Items from a data source =>
^^^^^^^^
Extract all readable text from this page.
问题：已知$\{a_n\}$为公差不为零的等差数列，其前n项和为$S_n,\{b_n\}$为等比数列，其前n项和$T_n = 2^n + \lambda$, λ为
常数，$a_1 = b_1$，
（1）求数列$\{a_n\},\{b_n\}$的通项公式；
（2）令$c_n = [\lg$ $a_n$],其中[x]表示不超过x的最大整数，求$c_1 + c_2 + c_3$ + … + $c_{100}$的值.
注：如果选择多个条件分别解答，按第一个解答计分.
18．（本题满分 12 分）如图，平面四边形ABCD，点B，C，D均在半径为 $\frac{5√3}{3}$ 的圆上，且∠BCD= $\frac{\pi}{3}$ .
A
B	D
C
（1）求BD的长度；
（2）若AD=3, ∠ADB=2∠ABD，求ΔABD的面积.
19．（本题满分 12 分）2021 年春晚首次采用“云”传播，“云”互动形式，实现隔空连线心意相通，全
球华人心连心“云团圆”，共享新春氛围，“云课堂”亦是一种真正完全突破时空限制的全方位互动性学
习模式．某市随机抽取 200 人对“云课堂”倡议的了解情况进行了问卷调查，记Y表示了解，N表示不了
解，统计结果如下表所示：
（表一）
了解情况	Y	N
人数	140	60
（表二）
^^^^^^^^
WORK TO COMPLETE =>
Your task is to transcribe the listing above in full, exactly as given.

OUTPUT =>
Extract all readable text from this page.
问题：已知$\{a_n\}$为公差不为零的等差数列，其前n项和为$S_n,\{b_n\}$为等比数列，其前n项和$T_n = 2^n + \lambda$, λ为
常数，$a_1 = b_1$，
（1）求数列$\{a_n\},\{b_n\}$的通项公式；
（2）令$c_n = [\lg$ $a_n$],其中[x]表示不超过x的最大整数，求$c_1 + c_2 + c_3$ + … + $c_{100}$的值.
注：如果选择多个条件分别解答，按第一个解答计分.
18．（本题满分 12 分）如图，平面四边形ABCD，点B，C，D均在半径为 $\frac{5√3}{3}$ 的圆上，且∠BCD= $\frac{\pi}{3}$ .
A
B	D
C
（1）求BD的长度；
（2）若AD=3, ∠ADB=2∠ABD，求ΔABD的面积.
19．（本题满分 12 分）2021 年春晚首次采用“云”传播，“云”互动形式，实现隔空连线心意相通，全
球华人心连心“云团圆”，共享新春氛围，“云课堂”亦是一种真正完全突破时空限制的全方位互动性学
习模式．某市随机抽取 200 人对“云课堂”倡议的了解情况进行了问卷调查，记Y表示了解，N表示不了
解，统计结果如下表所示：
（表一）
了解情况	Y	N
人数	140	60
（表二）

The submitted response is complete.